▶ TASK STATEMENT: Transcribe only the part of the listing below that begins at the line containing "Give me the" and runs to its final line, keeping both ends.

::::::::::

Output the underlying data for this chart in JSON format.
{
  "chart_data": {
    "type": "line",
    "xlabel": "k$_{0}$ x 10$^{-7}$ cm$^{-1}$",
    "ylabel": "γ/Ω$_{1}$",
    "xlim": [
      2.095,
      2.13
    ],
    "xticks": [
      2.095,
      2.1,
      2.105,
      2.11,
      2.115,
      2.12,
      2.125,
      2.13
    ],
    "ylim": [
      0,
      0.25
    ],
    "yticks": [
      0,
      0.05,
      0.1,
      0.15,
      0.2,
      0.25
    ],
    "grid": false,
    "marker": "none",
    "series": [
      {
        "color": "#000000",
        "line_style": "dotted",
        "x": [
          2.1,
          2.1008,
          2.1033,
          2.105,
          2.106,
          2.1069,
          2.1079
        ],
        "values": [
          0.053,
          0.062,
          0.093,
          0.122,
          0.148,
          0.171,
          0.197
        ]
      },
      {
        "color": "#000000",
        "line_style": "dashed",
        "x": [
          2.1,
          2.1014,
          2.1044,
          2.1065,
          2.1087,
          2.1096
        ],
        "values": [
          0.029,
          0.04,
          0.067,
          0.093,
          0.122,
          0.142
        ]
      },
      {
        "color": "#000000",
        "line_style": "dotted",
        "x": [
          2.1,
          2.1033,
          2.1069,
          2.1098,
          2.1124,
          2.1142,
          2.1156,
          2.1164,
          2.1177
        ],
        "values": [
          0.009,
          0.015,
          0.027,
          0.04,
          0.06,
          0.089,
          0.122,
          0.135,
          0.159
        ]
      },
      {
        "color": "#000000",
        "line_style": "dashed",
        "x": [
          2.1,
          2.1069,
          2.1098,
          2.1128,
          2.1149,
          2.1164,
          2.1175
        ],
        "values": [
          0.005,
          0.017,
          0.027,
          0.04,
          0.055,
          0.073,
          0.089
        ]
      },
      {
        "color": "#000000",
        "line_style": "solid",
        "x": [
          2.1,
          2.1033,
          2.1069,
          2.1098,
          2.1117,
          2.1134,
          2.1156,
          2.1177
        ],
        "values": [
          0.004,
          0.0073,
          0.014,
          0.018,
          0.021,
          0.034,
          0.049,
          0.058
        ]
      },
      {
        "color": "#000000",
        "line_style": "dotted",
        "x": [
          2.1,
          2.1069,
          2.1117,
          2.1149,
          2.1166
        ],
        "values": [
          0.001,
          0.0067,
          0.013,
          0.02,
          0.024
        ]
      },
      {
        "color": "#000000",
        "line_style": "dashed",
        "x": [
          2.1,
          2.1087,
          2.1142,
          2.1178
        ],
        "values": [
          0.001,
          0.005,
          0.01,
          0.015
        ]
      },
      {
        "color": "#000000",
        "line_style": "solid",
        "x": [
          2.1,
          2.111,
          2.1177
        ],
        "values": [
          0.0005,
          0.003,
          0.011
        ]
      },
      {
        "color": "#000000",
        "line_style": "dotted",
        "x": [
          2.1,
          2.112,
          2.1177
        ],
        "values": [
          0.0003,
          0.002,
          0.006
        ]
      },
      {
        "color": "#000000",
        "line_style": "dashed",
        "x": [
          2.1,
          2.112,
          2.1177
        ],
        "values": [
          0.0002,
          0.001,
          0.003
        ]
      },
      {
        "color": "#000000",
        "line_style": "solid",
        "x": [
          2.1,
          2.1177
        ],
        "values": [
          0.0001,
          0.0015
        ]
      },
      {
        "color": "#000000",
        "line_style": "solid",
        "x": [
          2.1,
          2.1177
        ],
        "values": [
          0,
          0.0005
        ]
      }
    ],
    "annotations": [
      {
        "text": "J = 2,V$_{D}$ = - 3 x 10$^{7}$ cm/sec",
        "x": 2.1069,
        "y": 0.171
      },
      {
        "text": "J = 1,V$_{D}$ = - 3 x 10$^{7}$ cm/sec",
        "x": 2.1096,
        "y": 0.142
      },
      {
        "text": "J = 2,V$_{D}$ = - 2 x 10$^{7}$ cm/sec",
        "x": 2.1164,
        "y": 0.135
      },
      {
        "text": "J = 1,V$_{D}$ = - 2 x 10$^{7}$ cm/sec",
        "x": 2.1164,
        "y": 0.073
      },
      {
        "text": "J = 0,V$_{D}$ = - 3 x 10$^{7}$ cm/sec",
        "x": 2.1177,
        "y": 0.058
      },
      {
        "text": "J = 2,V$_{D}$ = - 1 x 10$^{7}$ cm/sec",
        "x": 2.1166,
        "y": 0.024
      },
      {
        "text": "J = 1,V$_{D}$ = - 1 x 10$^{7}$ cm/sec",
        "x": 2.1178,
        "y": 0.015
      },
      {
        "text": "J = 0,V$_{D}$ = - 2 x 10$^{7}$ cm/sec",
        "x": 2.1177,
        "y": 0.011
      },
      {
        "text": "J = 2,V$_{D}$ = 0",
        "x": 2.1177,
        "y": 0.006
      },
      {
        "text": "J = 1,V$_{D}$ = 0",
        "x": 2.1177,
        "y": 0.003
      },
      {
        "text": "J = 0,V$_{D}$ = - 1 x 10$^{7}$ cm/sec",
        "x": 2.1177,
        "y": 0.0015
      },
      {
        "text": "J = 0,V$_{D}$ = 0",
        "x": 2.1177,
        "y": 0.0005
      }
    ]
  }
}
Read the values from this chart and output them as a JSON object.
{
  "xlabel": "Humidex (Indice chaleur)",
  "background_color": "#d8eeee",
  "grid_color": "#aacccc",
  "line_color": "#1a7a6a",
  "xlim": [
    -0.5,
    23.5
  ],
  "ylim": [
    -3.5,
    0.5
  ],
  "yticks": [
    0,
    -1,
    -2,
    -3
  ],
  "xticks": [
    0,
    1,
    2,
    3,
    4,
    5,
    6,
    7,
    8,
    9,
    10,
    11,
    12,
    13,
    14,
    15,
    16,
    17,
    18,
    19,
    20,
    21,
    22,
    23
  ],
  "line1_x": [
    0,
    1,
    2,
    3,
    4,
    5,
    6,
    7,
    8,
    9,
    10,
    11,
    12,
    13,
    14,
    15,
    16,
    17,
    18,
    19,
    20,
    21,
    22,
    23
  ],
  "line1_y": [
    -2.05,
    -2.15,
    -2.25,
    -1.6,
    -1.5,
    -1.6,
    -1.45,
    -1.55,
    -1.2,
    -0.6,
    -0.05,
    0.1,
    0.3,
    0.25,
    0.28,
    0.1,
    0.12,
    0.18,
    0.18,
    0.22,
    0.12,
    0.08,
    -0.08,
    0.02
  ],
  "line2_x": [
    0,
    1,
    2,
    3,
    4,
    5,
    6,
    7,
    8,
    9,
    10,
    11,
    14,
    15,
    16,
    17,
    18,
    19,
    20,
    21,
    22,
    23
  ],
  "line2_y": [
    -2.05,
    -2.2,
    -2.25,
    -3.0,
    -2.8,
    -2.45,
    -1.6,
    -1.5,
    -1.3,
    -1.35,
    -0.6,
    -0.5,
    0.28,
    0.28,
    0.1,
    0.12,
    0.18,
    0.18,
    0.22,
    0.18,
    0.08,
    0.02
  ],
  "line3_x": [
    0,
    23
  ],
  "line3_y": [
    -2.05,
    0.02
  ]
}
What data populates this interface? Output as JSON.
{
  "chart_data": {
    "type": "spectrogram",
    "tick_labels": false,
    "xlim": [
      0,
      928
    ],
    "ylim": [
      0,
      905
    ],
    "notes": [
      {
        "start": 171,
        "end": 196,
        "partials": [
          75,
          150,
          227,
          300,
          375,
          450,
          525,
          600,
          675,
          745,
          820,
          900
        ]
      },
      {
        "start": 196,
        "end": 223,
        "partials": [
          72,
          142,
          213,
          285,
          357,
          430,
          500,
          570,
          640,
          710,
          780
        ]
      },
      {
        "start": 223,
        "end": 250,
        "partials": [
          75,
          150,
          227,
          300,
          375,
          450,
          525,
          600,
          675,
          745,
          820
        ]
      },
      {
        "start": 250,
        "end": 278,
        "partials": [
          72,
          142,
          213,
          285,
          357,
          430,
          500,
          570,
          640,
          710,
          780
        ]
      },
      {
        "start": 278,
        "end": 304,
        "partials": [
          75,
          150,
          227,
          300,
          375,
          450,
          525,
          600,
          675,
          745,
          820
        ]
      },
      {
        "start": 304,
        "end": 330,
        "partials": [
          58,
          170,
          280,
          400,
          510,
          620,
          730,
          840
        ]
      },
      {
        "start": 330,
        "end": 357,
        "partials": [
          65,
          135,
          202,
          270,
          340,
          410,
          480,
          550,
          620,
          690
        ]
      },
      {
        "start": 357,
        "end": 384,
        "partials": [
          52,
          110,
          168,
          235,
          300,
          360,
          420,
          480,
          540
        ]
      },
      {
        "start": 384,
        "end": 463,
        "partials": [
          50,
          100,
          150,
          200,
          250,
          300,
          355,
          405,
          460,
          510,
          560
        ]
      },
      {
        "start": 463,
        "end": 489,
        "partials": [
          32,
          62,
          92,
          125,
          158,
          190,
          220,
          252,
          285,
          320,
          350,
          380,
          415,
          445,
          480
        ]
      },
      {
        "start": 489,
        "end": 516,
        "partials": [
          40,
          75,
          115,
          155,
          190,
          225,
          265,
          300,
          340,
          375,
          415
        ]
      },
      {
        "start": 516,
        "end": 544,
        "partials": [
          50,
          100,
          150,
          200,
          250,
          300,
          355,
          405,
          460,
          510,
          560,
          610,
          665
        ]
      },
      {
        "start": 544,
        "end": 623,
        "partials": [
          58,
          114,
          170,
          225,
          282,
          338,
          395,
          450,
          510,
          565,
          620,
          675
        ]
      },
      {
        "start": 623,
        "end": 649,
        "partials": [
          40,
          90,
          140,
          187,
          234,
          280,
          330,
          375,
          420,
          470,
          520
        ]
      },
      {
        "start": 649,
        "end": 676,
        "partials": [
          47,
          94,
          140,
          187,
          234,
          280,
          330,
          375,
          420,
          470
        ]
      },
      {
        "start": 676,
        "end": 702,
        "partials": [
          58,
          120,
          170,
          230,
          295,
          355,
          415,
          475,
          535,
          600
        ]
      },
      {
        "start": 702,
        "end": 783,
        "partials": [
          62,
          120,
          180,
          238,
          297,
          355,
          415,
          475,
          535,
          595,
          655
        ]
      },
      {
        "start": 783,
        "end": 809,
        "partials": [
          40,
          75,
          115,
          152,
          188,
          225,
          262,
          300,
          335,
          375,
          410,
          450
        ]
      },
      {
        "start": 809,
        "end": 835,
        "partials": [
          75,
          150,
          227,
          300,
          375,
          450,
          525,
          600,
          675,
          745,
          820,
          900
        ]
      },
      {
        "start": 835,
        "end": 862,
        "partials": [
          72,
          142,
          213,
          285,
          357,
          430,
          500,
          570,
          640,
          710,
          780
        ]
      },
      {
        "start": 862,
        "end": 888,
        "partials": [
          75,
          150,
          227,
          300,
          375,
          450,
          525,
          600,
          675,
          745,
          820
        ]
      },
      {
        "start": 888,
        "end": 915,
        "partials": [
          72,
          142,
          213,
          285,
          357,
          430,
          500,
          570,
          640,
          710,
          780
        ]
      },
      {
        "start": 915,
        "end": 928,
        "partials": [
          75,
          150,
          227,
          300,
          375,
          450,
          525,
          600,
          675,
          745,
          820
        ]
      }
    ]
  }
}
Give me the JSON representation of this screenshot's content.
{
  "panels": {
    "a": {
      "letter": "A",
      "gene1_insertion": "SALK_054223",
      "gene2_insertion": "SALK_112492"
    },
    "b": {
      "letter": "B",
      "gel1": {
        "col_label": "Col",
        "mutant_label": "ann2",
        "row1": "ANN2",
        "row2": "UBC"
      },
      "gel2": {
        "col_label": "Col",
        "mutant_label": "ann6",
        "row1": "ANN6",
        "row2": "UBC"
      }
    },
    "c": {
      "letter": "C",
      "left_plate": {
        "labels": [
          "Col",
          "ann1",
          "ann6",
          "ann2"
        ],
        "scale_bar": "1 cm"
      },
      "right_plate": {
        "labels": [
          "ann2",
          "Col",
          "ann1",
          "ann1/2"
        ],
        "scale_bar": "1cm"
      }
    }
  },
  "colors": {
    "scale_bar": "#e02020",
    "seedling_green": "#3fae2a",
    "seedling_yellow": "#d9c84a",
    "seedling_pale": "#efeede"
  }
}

::::::::::

▶ OUTPUT OF THE TASK:
Give me the JSON representation of this screenshot's content.
{
  "panels": {
    "a": {
      "letter": "A",
      "gene1_insertion": "SALK_054223",
      "gene2_insertion": "SALK_112492"
    },
    "b": {
      "letter": "B",
      "gel1": {
        "col_label": "Col",
        "mutant_label": "ann2",
        "row1": "ANN2",
        "row2": "UBC"
      },
      "gel2": {
        "col_label": "Col",
        "mutant_label": "ann6",
        "row1": "ANN6",
        "row2": "UBC"
      }
    },
    "c": {
      "letter": "C",
      "left_plate": {
        "labels": [
          "Col",
          "ann1",
          "ann6",
          "ann2"
        ],
        "scale_bar": "1 cm"
      },
      "right_plate": {
        "labels": [
          "ann2",
          "Col",
          "ann1",
          "ann1/2"
        ],
        "scale_bar": "1cm"
      }
    }
  },
  "colors": {
    "scale_bar": "#e02020",
    "seedling_green": "#3fae2a",
    "seedling_yellow": "#d9c84a",
    "seedling_pale": "#efeede"
  }
}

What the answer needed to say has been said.